> [ФРАГМЕНТ ДОКУМЕНТА]:
■ ■ ■ ■

Город Рединг в своем нынешнем виде дает мало поводов для морского пиратства, однако во времена Альфреда он был лагерем пиратов. Мне кажется странным называть жителей Беркшира полудатчанами только потому, что они изгнали датчан. Короче говоря, временное погружение под волны дикой стихии было судьбой многих цивилизованных государств христианского мира, и совершенно нелепо утверждать, что Россия, которая сопротивлялась упорнее всех, должна была восстановиться в наименьшей степени. Безусловно, повсюду Восток накладывал своего рода эмаль на завоеванные страны, но повсюду эта эмаль трескалась. На самом деле история прямо противоположна дешевой пословице, придуманной против московитов. Неверно утверждение: «Поскреби русского — найдешь татарина». В самый темный час варварского владычества вернее было бы сказать: «Поскреби татарина — найдешь русского». Именно цивилизация выжила под гнетом варварства. Этот жизненный романтизм России, эта революция против Азии, может быть доказан чистыми фактами: не только почти сверхчеловеческой активностью России во время борьбы, но также (что гораздо реже встречается в истории человечества) ее вполне последовательным поведением после. Она — единственная великая нация, которая действительно изгнала монгола из своей страны и продолжает протестовать против присутствия монгола на своем континенте. Зная, чем он был в России, она знала, чем он станет в Европе. В этом она следовала логической линии мышления, которая, если что и была, так это слишком несимпатичной энергиям и религиям Востока. Можно сказать, что каждая другая страна была союзником турка, то есть монгола и мусульманина. Французы использовали их как пешки против Австрии; англичане горячо поддерживали их при режиме Пальмерстона; даже молодые итальянцы посылали войска в Крым; а о Пруссии и ее австрийском вассале сегодня и говорить не стоит. К добру или к худу, исторический факт заключается в том, что Россия — единственная держава в Европе, которая никогда не поддерживала Полумесяц против Креста.

Это, несомненно, покажется неважным делом, но при определенных условиях оно может стать важным. Предположим, ради аргументации, что в Европе нашелся могущественный принц, который демонстративно отклонился от своего пути, чтобы воздать почести останкам татар, монголов и мусульман, оставленным в качестве форпоста в Европе. Предположим, был христианский император, который не мог даже подойти к гробнице Распятого, не остановившись, чтобы поздравить последнего и ныне живущего распинателя. Если бы нашелся император, который давал пушки, проводников, карты и инструкторов по строевой подготовке для защиты остатков монголов в христианском мире, что бы мы ему сказали? Думаю, по крайней мере, мы могли бы спросить его, что он имел в виду своей дерзостью, когда говорил о поддержке полувосточной державы. То, что мы поддерживаем полувосточную державу, мы отрицаем. То, что он поддерживал полностью восточную державу, отрицать нельзя — нет, даже тем человеком, который это делал.

■ ■ ■ ■

> [ЗАДАЧА 1]: Перепишите из записей без изменений часть, которая начинается строкой, содержащей «text block: asia pacific mandate: AI», и заканчивается строкой, содержащей «text block: build resilient foundations: devices», включая обе эти строки.

(Некоторые записи)
■ ■ ■ ■

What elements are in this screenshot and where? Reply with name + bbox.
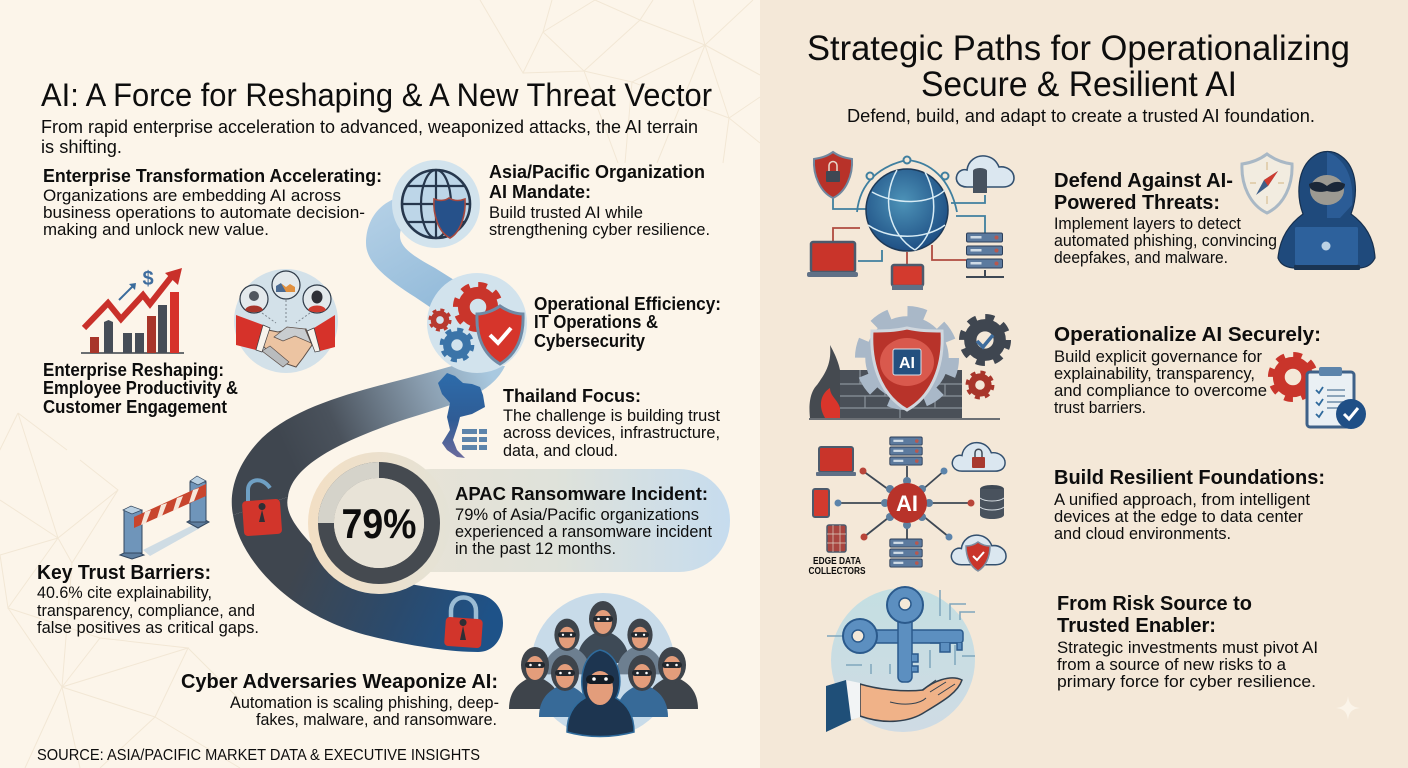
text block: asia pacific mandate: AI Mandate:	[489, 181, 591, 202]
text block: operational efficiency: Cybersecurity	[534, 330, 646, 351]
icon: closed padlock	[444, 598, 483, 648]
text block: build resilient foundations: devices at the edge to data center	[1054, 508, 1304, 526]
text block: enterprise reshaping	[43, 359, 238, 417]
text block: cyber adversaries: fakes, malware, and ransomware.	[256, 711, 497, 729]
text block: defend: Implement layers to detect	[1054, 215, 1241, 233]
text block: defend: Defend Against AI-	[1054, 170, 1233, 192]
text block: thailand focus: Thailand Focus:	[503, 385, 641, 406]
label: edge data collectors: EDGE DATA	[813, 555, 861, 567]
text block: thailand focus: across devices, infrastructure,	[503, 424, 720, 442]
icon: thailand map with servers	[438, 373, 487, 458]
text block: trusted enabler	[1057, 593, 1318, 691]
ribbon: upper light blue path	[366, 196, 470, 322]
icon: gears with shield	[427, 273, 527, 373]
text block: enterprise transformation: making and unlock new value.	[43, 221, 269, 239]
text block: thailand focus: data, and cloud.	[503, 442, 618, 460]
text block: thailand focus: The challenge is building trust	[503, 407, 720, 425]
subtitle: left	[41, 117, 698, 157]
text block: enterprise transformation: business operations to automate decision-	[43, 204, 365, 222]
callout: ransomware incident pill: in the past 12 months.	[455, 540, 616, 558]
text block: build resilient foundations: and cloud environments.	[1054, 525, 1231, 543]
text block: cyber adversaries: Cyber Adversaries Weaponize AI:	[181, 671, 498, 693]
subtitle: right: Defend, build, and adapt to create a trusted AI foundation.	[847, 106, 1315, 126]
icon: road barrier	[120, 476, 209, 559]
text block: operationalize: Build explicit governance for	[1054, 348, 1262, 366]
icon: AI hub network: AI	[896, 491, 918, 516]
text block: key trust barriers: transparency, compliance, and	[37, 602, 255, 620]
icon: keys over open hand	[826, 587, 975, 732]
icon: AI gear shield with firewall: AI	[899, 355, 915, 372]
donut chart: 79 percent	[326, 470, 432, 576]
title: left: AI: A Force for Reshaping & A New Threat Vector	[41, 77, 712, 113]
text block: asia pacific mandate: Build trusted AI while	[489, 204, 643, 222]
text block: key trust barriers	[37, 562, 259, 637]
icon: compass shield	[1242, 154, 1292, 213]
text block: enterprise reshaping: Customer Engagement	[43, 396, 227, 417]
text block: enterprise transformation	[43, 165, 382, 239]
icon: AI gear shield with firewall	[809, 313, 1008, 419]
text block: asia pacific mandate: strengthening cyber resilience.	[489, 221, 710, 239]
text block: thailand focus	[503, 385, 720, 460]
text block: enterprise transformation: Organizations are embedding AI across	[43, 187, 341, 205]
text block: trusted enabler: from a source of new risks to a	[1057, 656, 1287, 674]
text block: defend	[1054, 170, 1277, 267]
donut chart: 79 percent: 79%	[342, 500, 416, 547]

■ ■ ■ ■

> [ЗАДАЧА 2]: Определите, согласуются ли с фрагментом документа утверждения (a), (b) и (c). На каждое ответьте «да» или «нет» и дословно процитируйте решающие слова фрагмента. (a) Россия — единственная держава в Европе, которая никогда не поддерживала Полумесяц против Креста. (b) При режиме Пальмерстона англичане выступали против турок. (c) Французы использовали турок как пешки против Австрии.

> [РЕШЕНИЕ 1]:
text block: asia pacific mandate: AI Mandate:	[489, 181, 591, 202]
text block: operational efficiency: Cybersecurity	[534, 330, 646, 351]
icon: closed padlock	[444, 598, 483, 648]
text block: build resilient foundations: devices at the edge to data center	[1054, 508, 1304, 526]

> [РЕШЕНИЕ 2]:
(a) Да: «Россия — единственная держава в Европе, которая никогда не поддерживала Полумесяц против Креста».
(b) Нет: «англичане горячо поддерживали их при режиме Пальмерстона».
(c) Да: «Французы использовали их как пешки против Австрии».